** start DATASET **
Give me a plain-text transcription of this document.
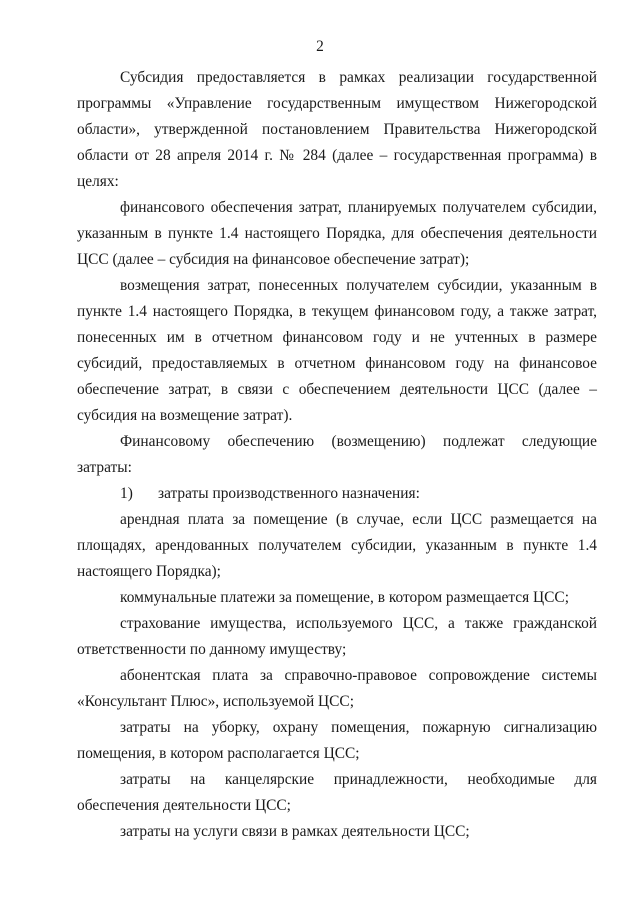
2

Субсидия предоставляется в рамках реализации государственной программы «Управление государственным имуществом Нижегородской области», утвержденной постановлением Правительства Нижегородской области от 28 апреля 2014 г. № 284 (далее – государственная программа) в целях:

финансового обеспечения затрат, планируемых получателем субсидии, указанным в пункте 1.4 настоящего Порядка, для обеспечения деятельности ЦСС (далее – субсидия на финансовое обеспечение затрат);

возмещения затрат, понесенных получателем субсидии, указанным в пункте 1.4 настоящего Порядка, в текущем финансовом году, а также затрат, понесенных им в отчетном финансовом году и не учтенных в размере субсидий, предоставляемых в отчетном финансовом году на финансовое обеспечение затрат, в связи с обеспечением деятельности ЦСС (далее – субсидия на возмещение затрат).

Финансовому обеспечению (возмещению) подлежат следующие затраты:

1) затраты производственного назначения:

арендная плата за помещение (в случае, если ЦСС размещается на площадях, арендованных получателем субсидии, указанным в пункте 1.4 настоящего Порядка);

коммунальные платежи за помещение, в котором размещается ЦСС;

страхование имущества, используемого ЦСС, а также гражданской ответственности по данному имуществу;

абонентская плата за справочно-правовое сопровождение системы «Консультант Плюс», используемой ЦСС;

затраты на уборку, охрану помещения, пожарную сигнализацию помещения, в котором располагается ЦСС;

затраты на канцелярские принадлежности, необходимые для обеспечения деятельности ЦСС;

затраты на услуги связи в рамках деятельности ЦСС;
** end DATASET **
GOAL → Transcribe all entries above exactly. Drop the pictures.

WORKED SOLUTION →
Give me a plain-text transcription of this document.
2

Субсидия предоставляется в рамках реализации государственной программы «Управление государственным имуществом Нижегородской области», утвержденной постановлением Правительства Нижегородской области от 28 апреля 2014 г. № 284 (далее – государственная программа) в целях:

финансового обеспечения затрат, планируемых получателем субсидии, указанным в пункте 1.4 настоящего Порядка, для обеспечения деятельности ЦСС (далее – субсидия на финансовое обеспечение затрат);

возмещения затрат, понесенных получателем субсидии, указанным в пункте 1.4 настоящего Порядка, в текущем финансовом году, а также затрат, понесенных им в отчетном финансовом году и не учтенных в размере субсидий, предоставляемых в отчетном финансовом году на финансовое обеспечение затрат, в связи с обеспечением деятельности ЦСС (далее – субсидия на возмещение затрат).

Финансовому обеспечению (возмещению) подлежат следующие затраты:

1) затраты производственного назначения:

арендная плата за помещение (в случае, если ЦСС размещается на площадях, арендованных получателем субсидии, указанным в пункте 1.4 настоящего Порядка);

коммунальные платежи за помещение, в котором размещается ЦСС;

страхование имущества, используемого ЦСС, а также гражданской ответственности по данному имуществу;

абонентская плата за справочно-правовое сопровождение системы «Консультант Плюс», используемой ЦСС;

затраты на уборку, охрану помещения, пожарную сигнализацию помещения, в котором располагается ЦСС;

затраты на канцелярские принадлежности, необходимые для обеспечения деятельности ЦСС;

затраты на услуги связи в рамках деятельности ЦСС;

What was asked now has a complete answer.